**Materials provided:**
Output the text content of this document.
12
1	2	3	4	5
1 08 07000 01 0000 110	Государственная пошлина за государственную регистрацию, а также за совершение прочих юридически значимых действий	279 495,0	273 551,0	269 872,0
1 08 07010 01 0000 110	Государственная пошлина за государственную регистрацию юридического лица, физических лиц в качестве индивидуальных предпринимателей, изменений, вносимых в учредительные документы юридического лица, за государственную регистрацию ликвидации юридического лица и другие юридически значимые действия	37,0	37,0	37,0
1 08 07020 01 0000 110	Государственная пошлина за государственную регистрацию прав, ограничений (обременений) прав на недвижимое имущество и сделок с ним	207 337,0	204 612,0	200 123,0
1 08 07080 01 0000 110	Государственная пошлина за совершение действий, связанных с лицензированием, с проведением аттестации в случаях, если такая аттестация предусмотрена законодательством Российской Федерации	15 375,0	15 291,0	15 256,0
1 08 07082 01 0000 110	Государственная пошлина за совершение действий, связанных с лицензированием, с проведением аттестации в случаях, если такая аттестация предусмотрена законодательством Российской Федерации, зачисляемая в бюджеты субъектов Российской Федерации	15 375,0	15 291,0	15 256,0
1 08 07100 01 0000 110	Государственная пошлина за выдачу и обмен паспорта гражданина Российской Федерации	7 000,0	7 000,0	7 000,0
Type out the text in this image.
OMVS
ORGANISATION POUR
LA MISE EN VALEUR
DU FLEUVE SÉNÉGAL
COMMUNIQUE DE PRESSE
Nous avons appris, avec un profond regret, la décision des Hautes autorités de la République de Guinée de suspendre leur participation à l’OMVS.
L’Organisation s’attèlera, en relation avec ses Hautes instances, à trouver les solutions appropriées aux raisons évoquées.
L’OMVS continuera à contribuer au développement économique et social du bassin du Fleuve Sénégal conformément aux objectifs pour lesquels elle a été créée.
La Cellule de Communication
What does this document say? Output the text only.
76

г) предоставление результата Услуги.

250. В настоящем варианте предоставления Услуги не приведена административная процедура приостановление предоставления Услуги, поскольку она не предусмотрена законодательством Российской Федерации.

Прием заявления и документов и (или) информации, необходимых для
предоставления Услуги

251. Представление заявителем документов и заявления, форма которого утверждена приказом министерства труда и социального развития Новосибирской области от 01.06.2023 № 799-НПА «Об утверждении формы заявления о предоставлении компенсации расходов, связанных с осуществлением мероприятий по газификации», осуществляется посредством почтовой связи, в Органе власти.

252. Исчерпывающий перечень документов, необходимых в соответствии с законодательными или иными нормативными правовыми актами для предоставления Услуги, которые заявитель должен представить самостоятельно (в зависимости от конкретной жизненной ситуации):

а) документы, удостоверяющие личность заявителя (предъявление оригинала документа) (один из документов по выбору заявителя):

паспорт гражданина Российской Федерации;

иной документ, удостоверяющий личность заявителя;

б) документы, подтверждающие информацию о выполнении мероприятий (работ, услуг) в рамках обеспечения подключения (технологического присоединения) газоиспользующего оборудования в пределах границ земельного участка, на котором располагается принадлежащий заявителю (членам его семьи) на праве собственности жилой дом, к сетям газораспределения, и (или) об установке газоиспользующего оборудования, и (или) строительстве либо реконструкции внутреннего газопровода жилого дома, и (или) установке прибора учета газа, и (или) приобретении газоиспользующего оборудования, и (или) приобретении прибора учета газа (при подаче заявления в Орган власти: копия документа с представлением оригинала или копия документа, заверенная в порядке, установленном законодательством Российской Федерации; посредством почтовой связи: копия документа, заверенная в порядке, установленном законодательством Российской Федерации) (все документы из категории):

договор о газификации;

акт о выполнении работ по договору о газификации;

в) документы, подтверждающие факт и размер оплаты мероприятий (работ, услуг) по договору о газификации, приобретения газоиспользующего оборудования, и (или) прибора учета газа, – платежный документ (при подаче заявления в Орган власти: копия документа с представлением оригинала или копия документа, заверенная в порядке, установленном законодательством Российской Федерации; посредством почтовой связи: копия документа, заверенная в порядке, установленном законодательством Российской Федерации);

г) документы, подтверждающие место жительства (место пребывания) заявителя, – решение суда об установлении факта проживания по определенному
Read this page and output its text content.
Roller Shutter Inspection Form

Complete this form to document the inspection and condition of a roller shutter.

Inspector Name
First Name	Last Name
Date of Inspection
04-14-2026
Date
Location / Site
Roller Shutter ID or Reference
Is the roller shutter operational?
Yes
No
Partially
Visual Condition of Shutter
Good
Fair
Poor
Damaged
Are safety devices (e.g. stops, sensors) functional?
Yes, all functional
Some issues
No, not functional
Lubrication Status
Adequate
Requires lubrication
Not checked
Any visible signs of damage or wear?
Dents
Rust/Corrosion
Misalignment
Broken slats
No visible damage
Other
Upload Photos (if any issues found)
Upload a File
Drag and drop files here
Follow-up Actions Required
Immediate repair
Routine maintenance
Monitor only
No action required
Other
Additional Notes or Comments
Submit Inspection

**Goal:**
Without leaving anything out, give the entries again exactly.

**The answer:**
Output the text content of this document.
12
1	2	3	4	5
1 08 07000 01 0000 110	Государственная пошлина за государственную регистрацию, а также за совершение прочих юридически значимых действий	279 495,0	273 551,0	269 872,0
1 08 07010 01 0000 110	Государственная пошлина за государственную регистрацию юридического лица, физических лиц в качестве индивидуальных предпринимателей, изменений, вносимых в учредительные документы юридического лица, за государственную регистрацию ликвидации юридического лица и другие юридически значимые действия	37,0	37,0	37,0
1 08 07020 01 0000 110	Государственная пошлина за государственную регистрацию прав, ограничений (обременений) прав на недвижимое имущество и сделок с ним	207 337,0	204 612,0	200 123,0
1 08 07080 01 0000 110	Государственная пошлина за совершение действий, связанных с лицензированием, с проведением аттестации в случаях, если такая аттестация предусмотрена законодательством Российской Федерации	15 375,0	15 291,0	15 256,0
1 08 07082 01 0000 110	Государственная пошлина за совершение действий, связанных с лицензированием, с проведением аттестации в случаях, если такая аттестация предусмотрена законодательством Российской Федерации, зачисляемая в бюджеты субъектов Российской Федерации	15 375,0	15 291,0	15 256,0
1 08 07100 01 0000 110	Государственная пошлина за выдачу и обмен паспорта гражданина Российской Федерации	7 000,0	7 000,0	7 000,0
Type out the text in this image.
OMVS
ORGANISATION POUR
LA MISE EN VALEUR
DU FLEUVE SÉNÉGAL
COMMUNIQUE DE PRESSE
Nous avons appris, avec un profond regret, la décision des Hautes autorités de la République de Guinée de suspendre leur participation à l’OMVS.
L’Organisation s’attèlera, en relation avec ses Hautes instances, à trouver les solutions appropriées aux raisons évoquées.
L’OMVS continuera à contribuer au développement économique et social du bassin du Fleuve Sénégal conformément aux objectifs pour lesquels elle a été créée.
La Cellule de Communication
What does this document say? Output the text only.
76

г) предоставление результата Услуги.

250. В настоящем варианте предоставления Услуги не приведена административная процедура приостановление предоставления Услуги, поскольку она не предусмотрена законодательством Российской Федерации.

Прием заявления и документов и (или) информации, необходимых для
предоставления Услуги

251. Представление заявителем документов и заявления, форма которого утверждена приказом министерства труда и социального развития Новосибирской области от 01.06.2023 № 799-НПА «Об утверждении формы заявления о предоставлении компенсации расходов, связанных с осуществлением мероприятий по газификации», осуществляется посредством почтовой связи, в Органе власти.

252. Исчерпывающий перечень документов, необходимых в соответствии с законодательными или иными нормативными правовыми актами для предоставления Услуги, которые заявитель должен представить самостоятельно (в зависимости от конкретной жизненной ситуации):

а) документы, удостоверяющие личность заявителя (предъявление оригинала документа) (один из документов по выбору заявителя):

паспорт гражданина Российской Федерации;

иной документ, удостоверяющий личность заявителя;

б) документы, подтверждающие информацию о выполнении мероприятий (работ, услуг) в рамках обеспечения подключения (технологического присоединения) газоиспользующего оборудования в пределах границ земельного участка, на котором располагается принадлежащий заявителю (членам его семьи) на праве собственности жилой дом, к сетям газораспределения, и (или) об установке газоиспользующего оборудования, и (или) строительстве либо реконструкции внутреннего газопровода жилого дома, и (или) установке прибора учета газа, и (или) приобретении газоиспользующего оборудования, и (или) приобретении прибора учета газа (при подаче заявления в Орган власти: копия документа с представлением оригинала или копия документа, заверенная в порядке, установленном законодательством Российской Федерации; посредством почтовой связи: копия документа, заверенная в порядке, установленном законодательством Российской Федерации) (все документы из категории):

договор о газификации;

акт о выполнении работ по договору о газификации;

в) документы, подтверждающие факт и размер оплаты мероприятий (работ, услуг) по договору о газификации, приобретения газоиспользующего оборудования, и (или) прибора учета газа, – платежный документ (при подаче заявления в Орган власти: копия документа с представлением оригинала или копия документа, заверенная в порядке, установленном законодательством Российской Федерации; посредством почтовой связи: копия документа, заверенная в порядке, установленном законодательством Российской Федерации);

г) документы, подтверждающие место жительства (место пребывания) заявителя, – решение суда об установлении факта проживания по определенному
Read this page and output its text content.
Roller Shutter Inspection Form

Complete this form to document the inspection and condition of a roller shutter.

Inspector Name
First Name	Last Name
Date of Inspection
04-14-2026
Date
Location / Site
Roller Shutter ID or Reference
Is the roller shutter operational?
Yes
No
Partially
Visual Condition of Shutter
Good
Fair
Poor
Damaged
Are safety devices (e.g. stops, sensors) functional?
Yes, all functional
Some issues
No, not functional
Lubrication Status
Adequate
Requires lubrication
Not checked
Any visible signs of damage or wear?
Dents
Rust/Corrosion
Misalignment
Broken slats
No visible damage
Other
Upload Photos (if any issues found)
Upload a File
Drag and drop files here
Follow-up Actions Required
Immediate repair
Routine maintenance
Monitor only
No action required
Other
Additional Notes or Comments
Submit Inspection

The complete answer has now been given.